▸ DATA SUPPLIED:
========================================

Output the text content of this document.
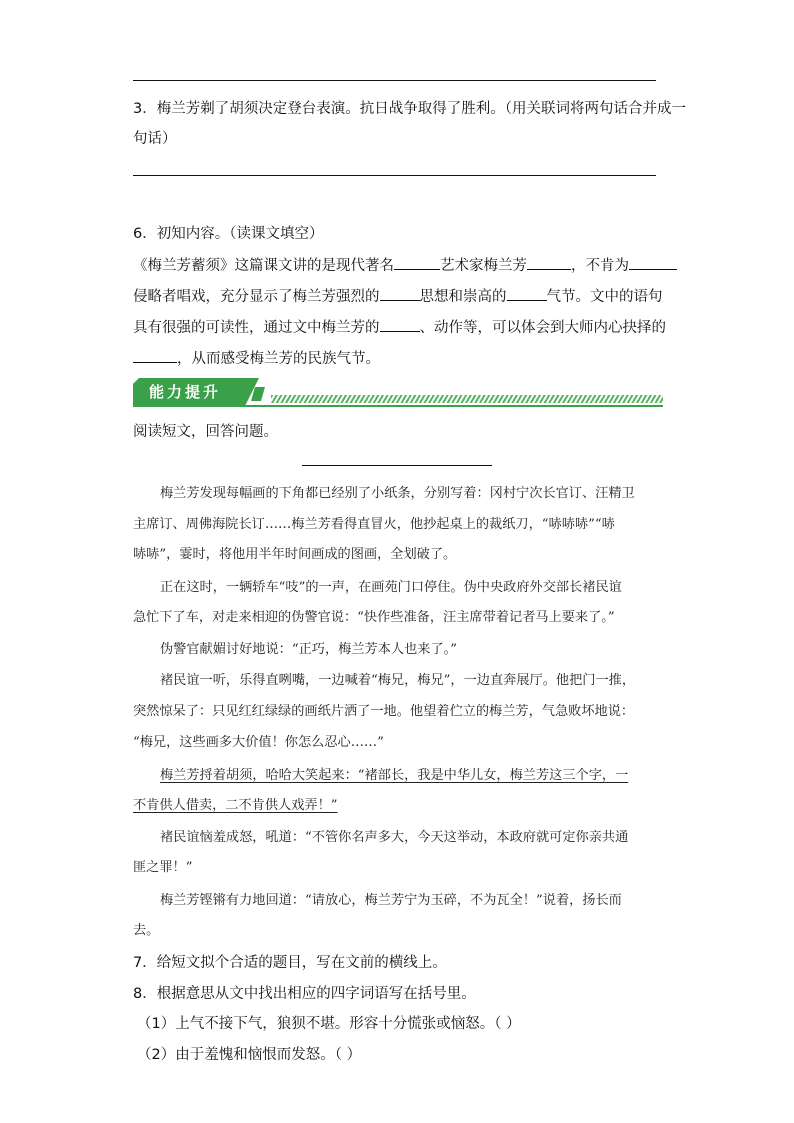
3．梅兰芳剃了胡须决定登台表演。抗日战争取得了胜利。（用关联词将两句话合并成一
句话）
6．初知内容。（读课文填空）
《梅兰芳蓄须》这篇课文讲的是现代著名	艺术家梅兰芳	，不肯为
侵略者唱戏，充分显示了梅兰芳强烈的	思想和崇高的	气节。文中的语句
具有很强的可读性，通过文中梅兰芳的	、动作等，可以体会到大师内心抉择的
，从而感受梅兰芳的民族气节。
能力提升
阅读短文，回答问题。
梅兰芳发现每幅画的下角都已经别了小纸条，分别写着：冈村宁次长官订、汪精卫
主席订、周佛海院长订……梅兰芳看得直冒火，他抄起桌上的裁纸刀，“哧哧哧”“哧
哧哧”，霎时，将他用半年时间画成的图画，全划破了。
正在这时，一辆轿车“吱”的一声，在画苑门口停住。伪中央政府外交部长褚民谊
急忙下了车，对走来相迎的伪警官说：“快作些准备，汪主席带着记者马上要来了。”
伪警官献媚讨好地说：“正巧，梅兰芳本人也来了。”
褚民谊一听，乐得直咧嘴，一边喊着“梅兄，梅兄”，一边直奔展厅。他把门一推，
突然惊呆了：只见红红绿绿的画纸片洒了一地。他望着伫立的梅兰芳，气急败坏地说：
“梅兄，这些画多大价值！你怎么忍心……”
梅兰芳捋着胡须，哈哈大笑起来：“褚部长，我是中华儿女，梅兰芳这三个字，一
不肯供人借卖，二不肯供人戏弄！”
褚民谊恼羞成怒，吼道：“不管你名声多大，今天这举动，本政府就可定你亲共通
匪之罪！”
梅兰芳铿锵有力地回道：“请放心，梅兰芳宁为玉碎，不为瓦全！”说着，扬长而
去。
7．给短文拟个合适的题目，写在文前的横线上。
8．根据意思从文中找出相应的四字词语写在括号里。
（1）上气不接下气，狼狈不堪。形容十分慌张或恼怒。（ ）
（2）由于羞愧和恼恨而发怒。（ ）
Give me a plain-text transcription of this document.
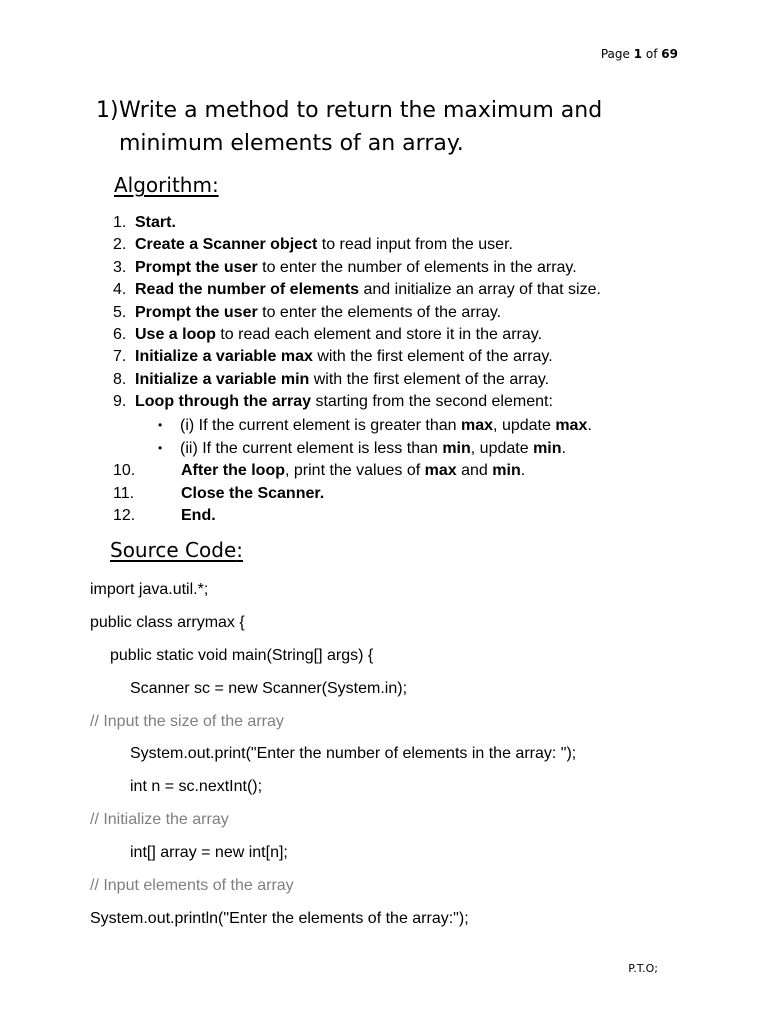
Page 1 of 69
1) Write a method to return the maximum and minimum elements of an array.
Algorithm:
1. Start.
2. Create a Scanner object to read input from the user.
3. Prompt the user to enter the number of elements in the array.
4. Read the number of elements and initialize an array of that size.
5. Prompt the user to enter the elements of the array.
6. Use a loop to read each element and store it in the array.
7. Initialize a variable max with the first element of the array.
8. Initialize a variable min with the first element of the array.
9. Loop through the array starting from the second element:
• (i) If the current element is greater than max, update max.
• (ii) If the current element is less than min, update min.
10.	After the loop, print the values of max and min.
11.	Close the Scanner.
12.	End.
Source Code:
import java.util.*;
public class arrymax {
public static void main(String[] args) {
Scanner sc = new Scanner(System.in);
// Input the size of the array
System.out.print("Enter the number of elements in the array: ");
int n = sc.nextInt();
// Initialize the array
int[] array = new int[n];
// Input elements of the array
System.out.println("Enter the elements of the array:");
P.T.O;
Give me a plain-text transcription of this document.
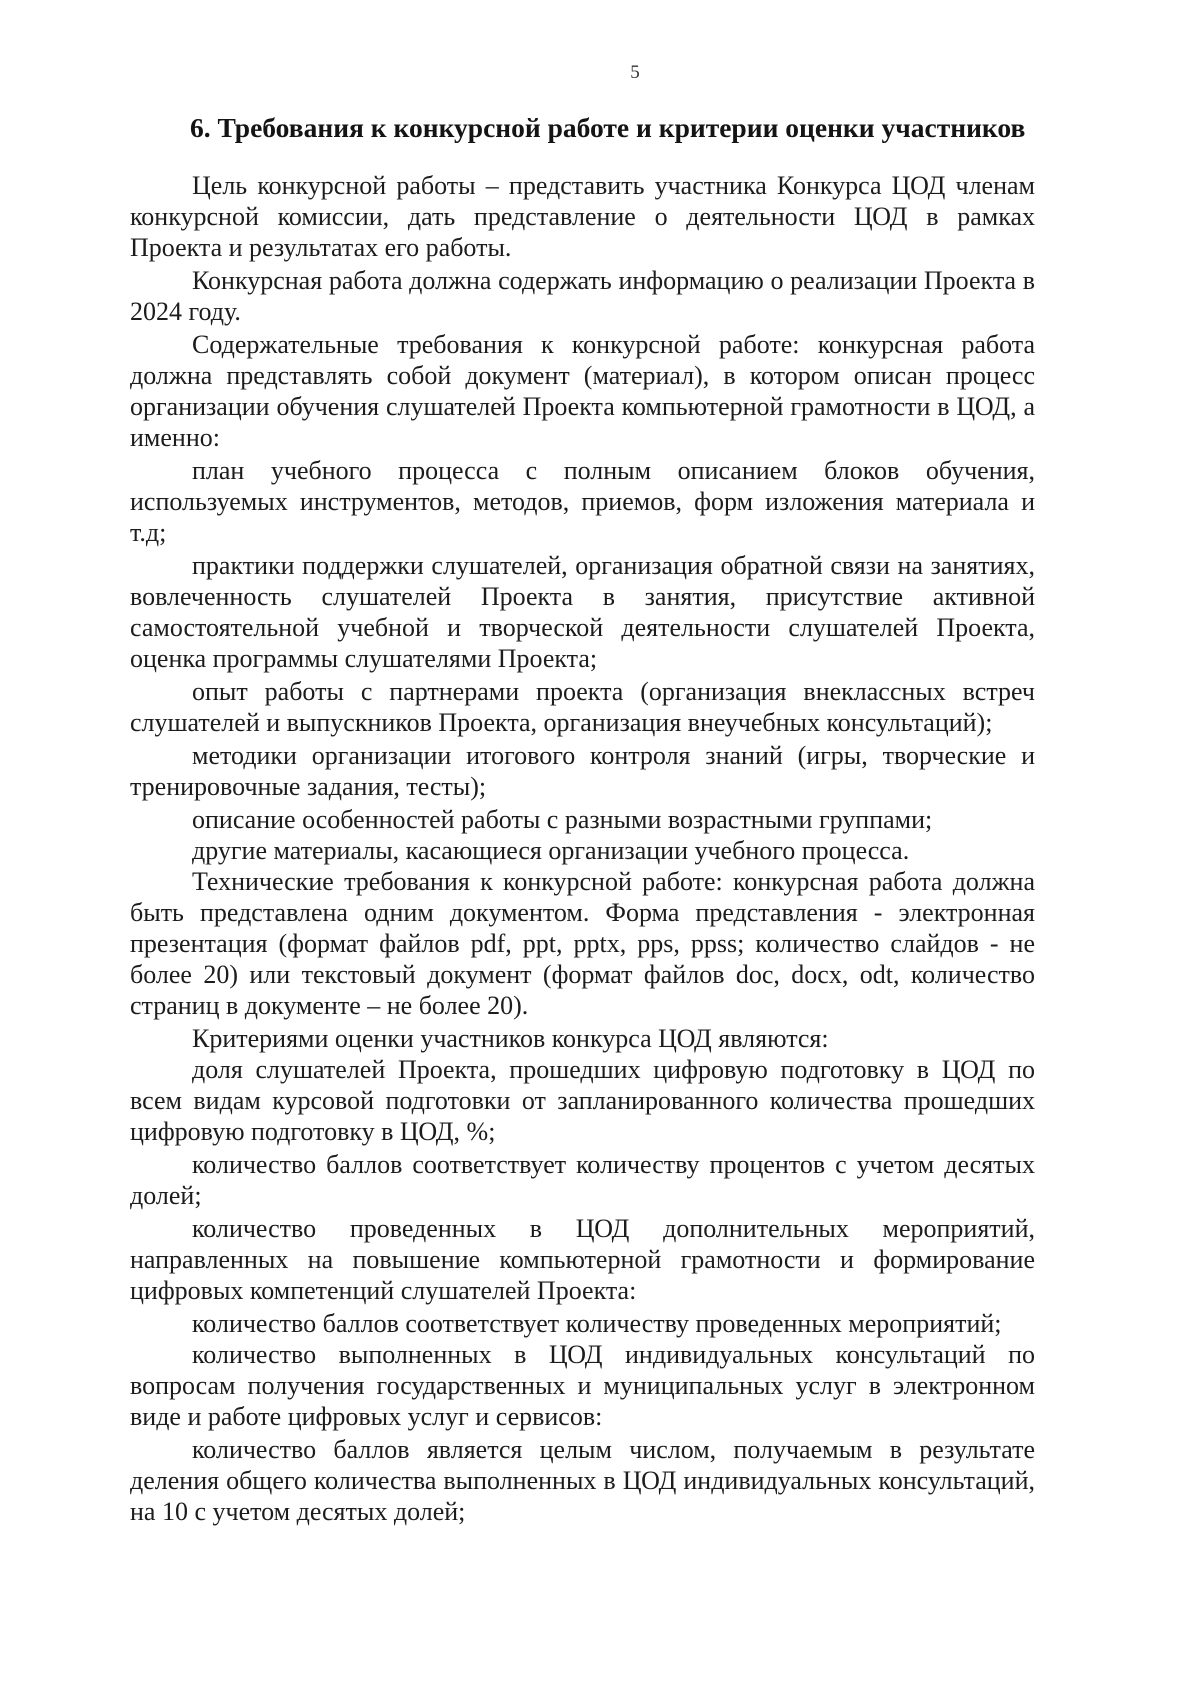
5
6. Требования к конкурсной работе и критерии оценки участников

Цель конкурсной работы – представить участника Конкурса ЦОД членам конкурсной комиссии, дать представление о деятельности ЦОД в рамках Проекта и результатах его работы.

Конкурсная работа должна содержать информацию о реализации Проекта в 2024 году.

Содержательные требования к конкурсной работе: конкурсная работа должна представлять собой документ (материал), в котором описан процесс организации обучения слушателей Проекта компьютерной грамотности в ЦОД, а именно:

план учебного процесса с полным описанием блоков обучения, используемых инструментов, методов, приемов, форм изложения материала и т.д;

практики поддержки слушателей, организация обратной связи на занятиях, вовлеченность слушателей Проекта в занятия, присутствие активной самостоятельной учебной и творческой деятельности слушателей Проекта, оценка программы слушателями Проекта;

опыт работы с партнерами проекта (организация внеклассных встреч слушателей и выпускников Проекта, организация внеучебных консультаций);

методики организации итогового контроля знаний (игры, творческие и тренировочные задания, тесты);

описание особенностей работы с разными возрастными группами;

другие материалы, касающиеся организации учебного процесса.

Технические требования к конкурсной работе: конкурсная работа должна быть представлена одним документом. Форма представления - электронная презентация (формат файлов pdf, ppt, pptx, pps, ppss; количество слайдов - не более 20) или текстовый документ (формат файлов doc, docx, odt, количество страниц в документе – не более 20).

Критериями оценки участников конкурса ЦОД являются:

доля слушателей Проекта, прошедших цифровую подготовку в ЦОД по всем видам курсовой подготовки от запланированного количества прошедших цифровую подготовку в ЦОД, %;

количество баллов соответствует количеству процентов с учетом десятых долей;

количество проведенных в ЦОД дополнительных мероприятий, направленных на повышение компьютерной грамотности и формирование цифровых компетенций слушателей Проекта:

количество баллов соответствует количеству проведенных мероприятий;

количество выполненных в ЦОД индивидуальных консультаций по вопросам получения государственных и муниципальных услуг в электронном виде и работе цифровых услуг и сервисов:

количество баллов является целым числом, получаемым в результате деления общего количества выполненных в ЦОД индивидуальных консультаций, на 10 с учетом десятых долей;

========================================

▸ EXERCISE INSTRUCTIONS: Return each full line of the entries that contains the word "соответствует".

▸ WORKED SOLUTION:
количество баллов соответствует количеству процентов с учетом десятых долей;
количество баллов соответствует количеству проведенных мероприятий;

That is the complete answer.